Reproduce the listing that follows with no differences at all.

================================

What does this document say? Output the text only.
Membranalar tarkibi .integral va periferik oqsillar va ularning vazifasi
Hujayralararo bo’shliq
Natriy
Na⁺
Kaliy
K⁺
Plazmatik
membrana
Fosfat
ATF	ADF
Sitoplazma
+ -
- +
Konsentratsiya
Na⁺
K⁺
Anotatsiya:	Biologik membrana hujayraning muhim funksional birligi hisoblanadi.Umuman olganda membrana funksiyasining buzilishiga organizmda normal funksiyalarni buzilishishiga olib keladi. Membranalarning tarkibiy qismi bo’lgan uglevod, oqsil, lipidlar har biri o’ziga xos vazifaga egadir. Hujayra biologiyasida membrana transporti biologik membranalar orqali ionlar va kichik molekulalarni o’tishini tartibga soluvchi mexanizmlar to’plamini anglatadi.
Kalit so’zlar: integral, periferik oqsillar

================================

▸ Task result
What does this document say? Output the text only.
Membranalar tarkibi .integral va periferik oqsillar va ularning vazifasi
Hujayralararo bo’shliq
Natriy
Na⁺
Kaliy
K⁺
Plazmatik
membrana
Fosfat
ATF	ADF
Sitoplazma
+ -
- +
Konsentratsiya
Na⁺
K⁺
Anotatsiya:	Biologik membrana hujayraning muhim funksional birligi hisoblanadi.Umuman olganda membrana funksiyasining buzilishiga organizmda normal funksiyalarni buzilishishiga olib keladi. Membranalarning tarkibiy qismi bo’lgan uglevod, oqsil, lipidlar har biri o’ziga xos vazifaga egadir. Hujayra biologiyasida membrana transporti biologik membranalar orqali ionlar va kichik molekulalarni o’tishini tartibga soluvchi mexanizmlar to’plamini anglatadi.
Kalit so’zlar: integral, periferik oqsillar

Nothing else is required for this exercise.